DATASET RECORDS:
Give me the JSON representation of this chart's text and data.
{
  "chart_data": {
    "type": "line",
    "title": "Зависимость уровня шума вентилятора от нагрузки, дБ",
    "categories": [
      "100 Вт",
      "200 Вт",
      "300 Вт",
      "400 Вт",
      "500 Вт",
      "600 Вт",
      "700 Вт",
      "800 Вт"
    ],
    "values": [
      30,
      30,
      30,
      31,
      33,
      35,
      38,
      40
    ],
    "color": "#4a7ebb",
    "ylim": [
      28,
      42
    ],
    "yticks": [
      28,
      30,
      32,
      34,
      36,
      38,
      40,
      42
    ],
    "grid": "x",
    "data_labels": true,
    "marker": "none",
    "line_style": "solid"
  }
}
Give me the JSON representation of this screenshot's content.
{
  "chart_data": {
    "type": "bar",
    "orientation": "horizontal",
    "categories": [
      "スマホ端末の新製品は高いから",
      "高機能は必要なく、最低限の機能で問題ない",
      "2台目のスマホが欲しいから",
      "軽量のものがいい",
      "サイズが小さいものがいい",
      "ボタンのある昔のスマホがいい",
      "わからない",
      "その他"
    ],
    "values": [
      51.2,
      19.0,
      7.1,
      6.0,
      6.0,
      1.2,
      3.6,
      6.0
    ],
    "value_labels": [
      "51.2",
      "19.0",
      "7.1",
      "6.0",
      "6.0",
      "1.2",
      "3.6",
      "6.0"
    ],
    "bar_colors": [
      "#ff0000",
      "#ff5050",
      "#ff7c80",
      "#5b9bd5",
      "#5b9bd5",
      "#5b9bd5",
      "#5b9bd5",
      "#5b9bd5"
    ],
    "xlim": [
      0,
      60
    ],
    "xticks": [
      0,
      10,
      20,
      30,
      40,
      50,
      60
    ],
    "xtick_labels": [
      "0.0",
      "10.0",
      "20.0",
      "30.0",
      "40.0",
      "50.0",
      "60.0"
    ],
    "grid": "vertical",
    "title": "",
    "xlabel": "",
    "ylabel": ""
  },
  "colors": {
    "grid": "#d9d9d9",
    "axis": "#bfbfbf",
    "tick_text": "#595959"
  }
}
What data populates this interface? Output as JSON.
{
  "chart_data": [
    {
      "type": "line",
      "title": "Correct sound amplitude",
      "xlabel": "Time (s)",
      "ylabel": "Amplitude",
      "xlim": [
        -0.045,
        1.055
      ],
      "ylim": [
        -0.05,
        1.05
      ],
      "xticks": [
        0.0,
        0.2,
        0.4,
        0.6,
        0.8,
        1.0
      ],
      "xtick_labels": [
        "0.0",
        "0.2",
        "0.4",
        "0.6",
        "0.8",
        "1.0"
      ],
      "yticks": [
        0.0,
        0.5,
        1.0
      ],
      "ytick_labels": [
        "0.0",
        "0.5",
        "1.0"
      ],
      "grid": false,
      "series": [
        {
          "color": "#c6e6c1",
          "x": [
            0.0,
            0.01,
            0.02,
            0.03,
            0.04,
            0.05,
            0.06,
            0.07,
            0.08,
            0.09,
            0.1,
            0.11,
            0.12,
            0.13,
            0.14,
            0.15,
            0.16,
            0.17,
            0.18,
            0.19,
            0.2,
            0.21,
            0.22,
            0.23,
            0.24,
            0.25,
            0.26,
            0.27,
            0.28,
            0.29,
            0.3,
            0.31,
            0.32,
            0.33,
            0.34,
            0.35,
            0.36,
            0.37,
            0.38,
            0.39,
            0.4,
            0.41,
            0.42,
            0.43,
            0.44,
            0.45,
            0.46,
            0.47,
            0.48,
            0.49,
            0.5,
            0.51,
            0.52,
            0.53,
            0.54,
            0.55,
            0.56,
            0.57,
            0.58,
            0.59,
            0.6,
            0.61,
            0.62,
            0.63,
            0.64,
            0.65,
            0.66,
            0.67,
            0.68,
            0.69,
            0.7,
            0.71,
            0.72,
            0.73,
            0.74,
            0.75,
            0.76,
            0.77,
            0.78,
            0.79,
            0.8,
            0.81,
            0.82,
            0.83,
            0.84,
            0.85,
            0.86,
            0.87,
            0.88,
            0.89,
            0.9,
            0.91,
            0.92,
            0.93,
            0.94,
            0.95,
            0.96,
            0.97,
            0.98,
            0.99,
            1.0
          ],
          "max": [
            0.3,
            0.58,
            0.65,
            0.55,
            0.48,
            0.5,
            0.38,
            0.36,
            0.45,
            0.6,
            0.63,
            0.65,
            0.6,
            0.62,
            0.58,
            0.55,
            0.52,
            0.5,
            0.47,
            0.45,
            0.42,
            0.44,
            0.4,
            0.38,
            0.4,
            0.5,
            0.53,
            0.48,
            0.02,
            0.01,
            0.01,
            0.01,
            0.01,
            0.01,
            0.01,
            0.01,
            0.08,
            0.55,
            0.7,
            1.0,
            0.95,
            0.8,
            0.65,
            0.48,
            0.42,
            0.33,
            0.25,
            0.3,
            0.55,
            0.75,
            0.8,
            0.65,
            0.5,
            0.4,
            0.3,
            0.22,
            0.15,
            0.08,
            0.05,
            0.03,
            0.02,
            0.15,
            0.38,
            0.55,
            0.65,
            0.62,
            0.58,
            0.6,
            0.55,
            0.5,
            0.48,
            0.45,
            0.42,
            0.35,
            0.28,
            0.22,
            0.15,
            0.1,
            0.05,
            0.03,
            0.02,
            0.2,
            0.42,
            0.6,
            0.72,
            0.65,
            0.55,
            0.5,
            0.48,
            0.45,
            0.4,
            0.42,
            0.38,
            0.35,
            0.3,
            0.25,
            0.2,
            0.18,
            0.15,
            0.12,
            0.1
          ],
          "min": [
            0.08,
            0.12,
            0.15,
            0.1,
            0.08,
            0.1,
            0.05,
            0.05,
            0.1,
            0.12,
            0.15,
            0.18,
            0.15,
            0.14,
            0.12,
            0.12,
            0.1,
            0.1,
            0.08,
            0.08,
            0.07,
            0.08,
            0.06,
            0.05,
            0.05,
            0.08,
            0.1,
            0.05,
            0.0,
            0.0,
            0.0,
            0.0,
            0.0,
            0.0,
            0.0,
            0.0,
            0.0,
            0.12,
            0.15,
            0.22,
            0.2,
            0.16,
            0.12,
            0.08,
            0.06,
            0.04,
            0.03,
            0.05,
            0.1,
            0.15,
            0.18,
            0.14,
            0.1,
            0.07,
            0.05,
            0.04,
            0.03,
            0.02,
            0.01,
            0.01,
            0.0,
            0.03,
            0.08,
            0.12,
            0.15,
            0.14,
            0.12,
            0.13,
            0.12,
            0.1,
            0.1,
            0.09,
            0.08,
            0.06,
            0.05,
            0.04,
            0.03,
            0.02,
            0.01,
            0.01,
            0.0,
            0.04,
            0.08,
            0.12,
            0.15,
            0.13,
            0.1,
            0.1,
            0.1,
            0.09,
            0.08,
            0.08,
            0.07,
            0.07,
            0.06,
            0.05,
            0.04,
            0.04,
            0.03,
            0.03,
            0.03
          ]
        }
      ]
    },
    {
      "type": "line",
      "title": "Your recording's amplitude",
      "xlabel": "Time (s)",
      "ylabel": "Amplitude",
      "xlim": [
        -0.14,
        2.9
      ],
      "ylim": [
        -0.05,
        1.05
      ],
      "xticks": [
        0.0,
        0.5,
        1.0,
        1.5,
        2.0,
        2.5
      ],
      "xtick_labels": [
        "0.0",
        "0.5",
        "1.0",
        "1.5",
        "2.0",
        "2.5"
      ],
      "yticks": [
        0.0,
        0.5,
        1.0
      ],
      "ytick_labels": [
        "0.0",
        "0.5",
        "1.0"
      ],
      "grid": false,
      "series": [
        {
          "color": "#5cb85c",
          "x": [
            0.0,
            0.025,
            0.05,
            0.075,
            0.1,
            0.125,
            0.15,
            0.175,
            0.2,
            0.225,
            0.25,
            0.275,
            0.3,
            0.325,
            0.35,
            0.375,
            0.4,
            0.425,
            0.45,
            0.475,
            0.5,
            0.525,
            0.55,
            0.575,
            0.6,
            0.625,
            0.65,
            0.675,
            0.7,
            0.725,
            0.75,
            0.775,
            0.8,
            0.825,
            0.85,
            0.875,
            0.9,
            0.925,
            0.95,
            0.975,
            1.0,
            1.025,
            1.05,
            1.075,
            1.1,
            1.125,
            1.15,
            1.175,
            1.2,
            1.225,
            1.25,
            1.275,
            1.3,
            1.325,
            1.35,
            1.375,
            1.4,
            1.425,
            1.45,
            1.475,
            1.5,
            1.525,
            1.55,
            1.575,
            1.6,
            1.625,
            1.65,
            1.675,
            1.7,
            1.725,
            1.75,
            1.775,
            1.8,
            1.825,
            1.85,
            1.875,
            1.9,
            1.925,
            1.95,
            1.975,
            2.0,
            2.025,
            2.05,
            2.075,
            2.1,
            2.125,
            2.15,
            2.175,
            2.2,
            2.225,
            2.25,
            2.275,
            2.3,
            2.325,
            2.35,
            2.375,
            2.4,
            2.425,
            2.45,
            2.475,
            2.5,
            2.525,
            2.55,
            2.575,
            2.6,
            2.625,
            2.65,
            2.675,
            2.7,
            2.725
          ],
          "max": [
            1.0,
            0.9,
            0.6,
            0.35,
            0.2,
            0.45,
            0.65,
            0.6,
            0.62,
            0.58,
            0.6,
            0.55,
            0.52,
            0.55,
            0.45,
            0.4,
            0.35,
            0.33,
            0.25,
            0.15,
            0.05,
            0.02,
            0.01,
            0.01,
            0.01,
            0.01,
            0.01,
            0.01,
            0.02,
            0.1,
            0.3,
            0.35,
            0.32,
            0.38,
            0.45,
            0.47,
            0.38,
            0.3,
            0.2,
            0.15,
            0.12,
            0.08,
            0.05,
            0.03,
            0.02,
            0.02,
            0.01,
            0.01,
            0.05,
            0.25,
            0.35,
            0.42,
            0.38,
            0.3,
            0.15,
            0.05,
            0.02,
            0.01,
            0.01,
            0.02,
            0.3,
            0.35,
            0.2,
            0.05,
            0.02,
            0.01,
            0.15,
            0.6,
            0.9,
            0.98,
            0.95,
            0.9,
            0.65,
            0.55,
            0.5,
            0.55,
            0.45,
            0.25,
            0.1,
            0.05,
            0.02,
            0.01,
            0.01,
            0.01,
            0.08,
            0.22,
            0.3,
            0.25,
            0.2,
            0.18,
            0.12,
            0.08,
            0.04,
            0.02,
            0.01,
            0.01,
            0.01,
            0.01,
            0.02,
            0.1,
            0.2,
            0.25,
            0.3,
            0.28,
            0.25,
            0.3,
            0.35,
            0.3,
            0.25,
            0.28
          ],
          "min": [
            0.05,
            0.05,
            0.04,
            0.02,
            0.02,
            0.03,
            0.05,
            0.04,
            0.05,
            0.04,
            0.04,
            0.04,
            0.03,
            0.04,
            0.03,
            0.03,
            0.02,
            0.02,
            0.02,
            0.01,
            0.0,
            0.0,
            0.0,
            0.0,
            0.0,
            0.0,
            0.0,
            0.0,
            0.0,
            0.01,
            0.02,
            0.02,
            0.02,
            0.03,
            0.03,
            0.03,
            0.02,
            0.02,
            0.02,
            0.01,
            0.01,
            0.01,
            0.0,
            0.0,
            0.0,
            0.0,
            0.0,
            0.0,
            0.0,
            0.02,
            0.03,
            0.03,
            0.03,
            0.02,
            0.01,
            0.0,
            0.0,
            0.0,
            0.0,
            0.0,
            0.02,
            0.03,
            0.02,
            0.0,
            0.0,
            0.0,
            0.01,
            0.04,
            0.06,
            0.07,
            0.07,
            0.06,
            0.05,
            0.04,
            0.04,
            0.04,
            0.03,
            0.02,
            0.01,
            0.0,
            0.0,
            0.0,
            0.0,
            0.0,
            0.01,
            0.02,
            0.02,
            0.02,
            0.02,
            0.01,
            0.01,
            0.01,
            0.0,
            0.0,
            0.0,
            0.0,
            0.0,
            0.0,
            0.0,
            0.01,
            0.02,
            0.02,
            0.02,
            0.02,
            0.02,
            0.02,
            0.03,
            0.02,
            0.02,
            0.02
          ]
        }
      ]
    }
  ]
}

WHAT YOU NEED TO DO: List each line of the records that holds the string "grid".

RESULT:
    "grid": "x",
    "grid": "vertical",
    "grid": "#d9d9d9",
      "grid": false,
      "grid": false,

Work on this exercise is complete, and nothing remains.